- _What you should do_
Locate each line holding the string "morgen" and copy it.
**** Data to use
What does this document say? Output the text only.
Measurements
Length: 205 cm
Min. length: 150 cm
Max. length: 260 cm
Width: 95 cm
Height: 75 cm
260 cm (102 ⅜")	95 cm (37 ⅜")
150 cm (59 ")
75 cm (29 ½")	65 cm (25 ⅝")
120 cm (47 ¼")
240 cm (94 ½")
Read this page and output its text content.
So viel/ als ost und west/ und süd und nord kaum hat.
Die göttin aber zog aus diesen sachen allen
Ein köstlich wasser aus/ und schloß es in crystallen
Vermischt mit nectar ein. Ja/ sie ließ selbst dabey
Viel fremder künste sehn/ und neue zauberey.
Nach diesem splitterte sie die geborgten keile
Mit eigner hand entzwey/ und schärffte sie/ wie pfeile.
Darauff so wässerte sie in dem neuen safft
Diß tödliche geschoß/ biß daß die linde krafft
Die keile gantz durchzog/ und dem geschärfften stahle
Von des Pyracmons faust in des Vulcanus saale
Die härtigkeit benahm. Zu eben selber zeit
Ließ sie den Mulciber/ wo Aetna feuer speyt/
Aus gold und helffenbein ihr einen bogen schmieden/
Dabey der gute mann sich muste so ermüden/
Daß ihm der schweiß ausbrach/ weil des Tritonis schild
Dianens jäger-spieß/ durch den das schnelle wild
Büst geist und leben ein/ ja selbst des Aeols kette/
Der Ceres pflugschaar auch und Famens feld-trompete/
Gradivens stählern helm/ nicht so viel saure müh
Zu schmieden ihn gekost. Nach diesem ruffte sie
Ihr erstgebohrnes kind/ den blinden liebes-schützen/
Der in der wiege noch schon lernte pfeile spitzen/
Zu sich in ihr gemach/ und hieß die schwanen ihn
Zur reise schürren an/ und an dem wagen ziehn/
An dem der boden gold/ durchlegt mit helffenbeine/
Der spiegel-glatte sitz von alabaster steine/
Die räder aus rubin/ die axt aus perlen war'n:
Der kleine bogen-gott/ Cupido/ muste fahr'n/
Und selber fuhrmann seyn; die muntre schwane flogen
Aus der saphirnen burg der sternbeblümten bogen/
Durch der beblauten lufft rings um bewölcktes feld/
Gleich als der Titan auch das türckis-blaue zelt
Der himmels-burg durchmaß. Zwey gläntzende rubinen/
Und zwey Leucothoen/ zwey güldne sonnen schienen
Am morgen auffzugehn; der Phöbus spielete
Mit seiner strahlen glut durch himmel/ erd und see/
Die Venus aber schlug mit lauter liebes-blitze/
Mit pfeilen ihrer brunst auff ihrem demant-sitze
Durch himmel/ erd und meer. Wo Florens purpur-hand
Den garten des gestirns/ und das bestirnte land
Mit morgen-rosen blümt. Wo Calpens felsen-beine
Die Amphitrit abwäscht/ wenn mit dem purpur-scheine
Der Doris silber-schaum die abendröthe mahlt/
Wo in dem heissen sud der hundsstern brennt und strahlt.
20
********
- _Output for this task_
Am morgen auffzugehn; der Phöbus spielete
Mit morgen-rosen blümt. Wo Calpens felsen-beine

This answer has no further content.